Data listing:
──────────────────────────────
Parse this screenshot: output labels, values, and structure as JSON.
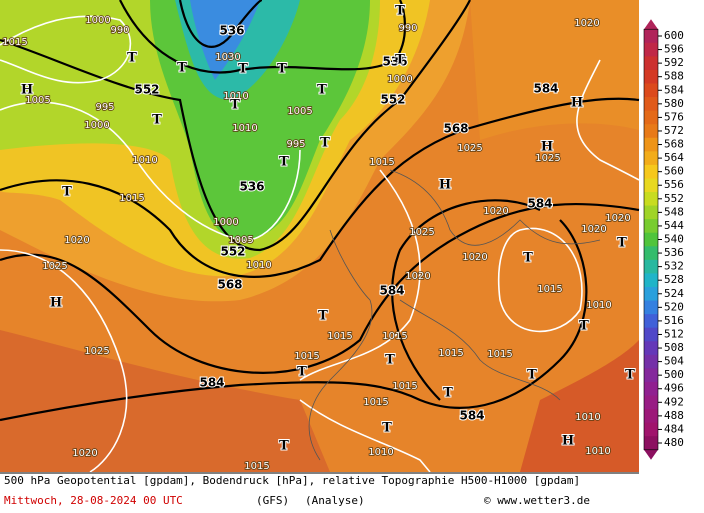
{
  "scale": {
    "labels": [
      600,
      596,
      592,
      588,
      584,
      580,
      576,
      572,
      568,
      564,
      560,
      556,
      552,
      548,
      544,
      540,
      536,
      532,
      528,
      524,
      520,
      516,
      512,
      508,
      504,
      500,
      496,
      492,
      488,
      484,
      480
    ],
    "colors": [
      "#b0245a",
      "#c02848",
      "#cc3030",
      "#d43a24",
      "#dc4a1c",
      "#e05a1a",
      "#e46a18",
      "#e87a18",
      "#ee9418",
      "#f2ac1a",
      "#f6c81c",
      "#e8d820",
      "#c8dc20",
      "#a0d428",
      "#78cc30",
      "#50c43c",
      "#34bc6c",
      "#28b8a0",
      "#20b4c8",
      "#2aa0dc",
      "#3480e0",
      "#4060d8",
      "#5048c8",
      "#6438b8",
      "#7430a8",
      "#84289c",
      "#902090",
      "#981c84",
      "#9c1878",
      "#a0146c",
      "#8c1060"
    ]
  },
  "map": {
    "contour_labels": [
      "536",
      "536",
      "552",
      "552",
      "568",
      "536",
      "552",
      "568",
      "584",
      "584",
      "584",
      "584",
      "584"
    ],
    "isobar_labels": [
      "1015",
      "1000",
      "990",
      "1000",
      "995",
      "1005",
      "1010",
      "1015",
      "1020",
      "1025",
      "1025",
      "1020",
      "1005",
      "1000",
      "1005",
      "1010",
      "1015",
      "1025",
      "1020",
      "1025",
      "1020",
      "1015",
      "1015",
      "1015",
      "1015",
      "1015",
      "1015",
      "1015",
      "1015",
      "1010",
      "1010",
      "1015",
      "1010",
      "1025",
      "1020",
      "1000",
      "990",
      "1030",
      "1010",
      "1010",
      "995",
      "1020",
      "1020",
      "1020",
      "1010"
    ],
    "pressure_centers": [
      "T",
      "T",
      "T",
      "T",
      "T",
      "T",
      "T",
      "T",
      "T",
      "T",
      "T",
      "H",
      "H",
      "H",
      "H",
      "T",
      "T",
      "T",
      "T",
      "T",
      "T",
      "T",
      "T",
      "T",
      "H",
      "T",
      "T",
      "H",
      "T"
    ]
  },
  "footer": {
    "description": "500 hPa Geopotential [gpdam], Bodendruck [hPa], relative Topographie H500-H1000 [gpdam]",
    "date": "Mittwoch, 28-08-2024  00 UTC",
    "model": "(GFS)",
    "analysis": "(Analyse)",
    "credit": "© www.wetter3.de"
  }
}
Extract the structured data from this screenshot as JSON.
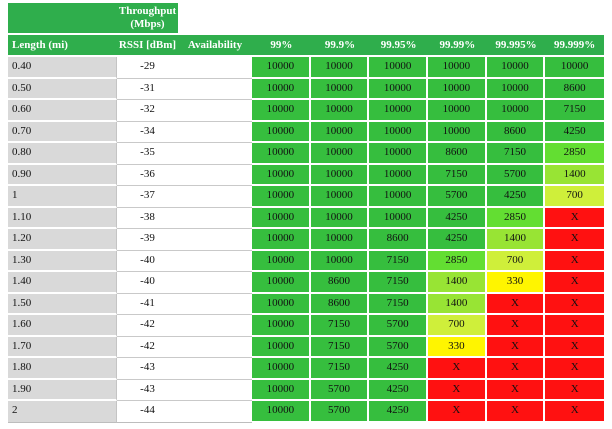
──────────────────────────────
- _Written request_
Extract from the material all lines containing the string "this".

- _Task result_
Parse this screenshot: output labels, values, and structure as JSON.
Extract the structured data from this screenshot as JSON.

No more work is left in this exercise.